| Fragmento seleccionado |
2 miedos



Todas las personas que conozco padecen de, al menos, uno de esos dos miedos de los que habla Séneca. Las que han sufrido temen volver a hacerlo y no es raro que eso, el recuerdo del mal pasado, les acabe privando de un futuro que podría haber sido muy distinto. 

El segundo grupo es el de los que, sin tener un pasado que lamentar más allá de lo convencional, se acojonan ante la idea de que el futuro les acabe deparando malas noticias y, cegados por ese temor, como un gato en medio de una autopista, se quedan paralizados ante la perspectiva de que cualquier paso mal dado acabe precipitando la catástrofe.

Miedo. Gran parte de lo que ocurre a nuestro alrededor y dentro de cada uno de nosotros se explica por el miedo. Y sin embargo nadie puede darme un palmo de miedo, ni cuarto y mitad de pánico ni dos onzas de temor. El miedo, en todas sus variantes, es irreal: se trata, sólo de un constructo mental, de un material imaginario forjado con la argamasa de nuestras experiencias y nuestro carácter, con fragmentos de todo lo que hemos vivido y de todo lo que soñamos con vivir.

| Datos proporcionados |
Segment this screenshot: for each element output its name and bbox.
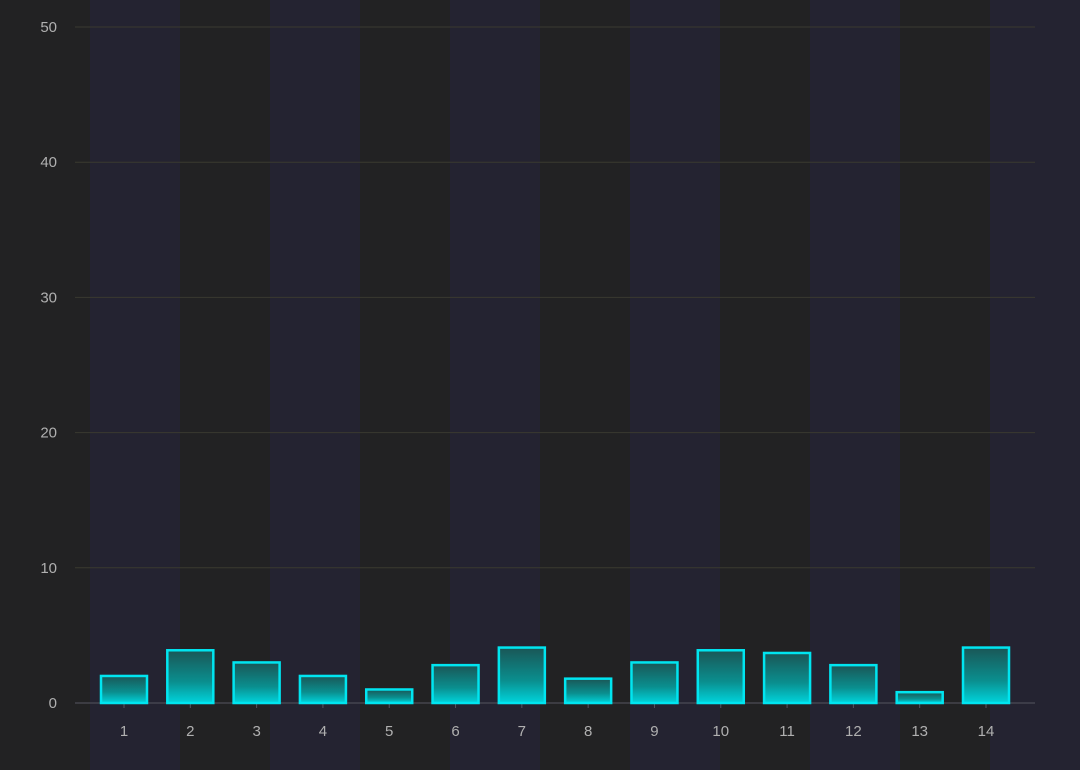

| Consigna |
Continúa el texto sobre los dos miedos de los que habla Séneca a partir de su última oración.

| Respuesta |
Y sin embargo, si nos descuidamos, ese fluido irreal acaba por gobernar nuestra conducta. Y lo hace de una forma insidiosa: infiltrándose en nuestras decisiones, haciendo que aceptemos como normales cosas que en realidad no lo son y susurrándonos al oído todo lo que menos queremos escuchar: que no seremos capaces, que vamos a fracasar, que es mejor no arriesgarse. Miedo.

Y es que el miedo, queridos amigos, es muy hijo de puta. La única forma de mantenerlo a raya -y no es fácil hacerlo- consiste en no confundirlo nunca con la prudencia ni con la sensatez y en no ceder nunca ni un centímetro porque cada centímetro que nos arrebata nunca será el último. 

El miedo nunca se conforma, nunca tiene bastante y si te refugias en el sótano para huir de él una noche, más pronto que tarde, descubrirás que está bajando por las escaleras y que, como siempre, viene hacia ti. Y al final te encuentra siempre porque hace trampa: como vive dentro de ti por mucho que te esfuerces no hay lugar en el que puedas esconderte de él.

Al miedo hay que ir a buscarlo a su terreno y encararlo allí mismo, en el lugar en el que se siente seguro, allí donde más nos desafía, allí donde nosotros nos sentimos más incómodos. Mirarle a los ojos y susurrarle al oído: no existes, yo te he creado y puedo destruirte.

No es fácil. Pero no hay otra.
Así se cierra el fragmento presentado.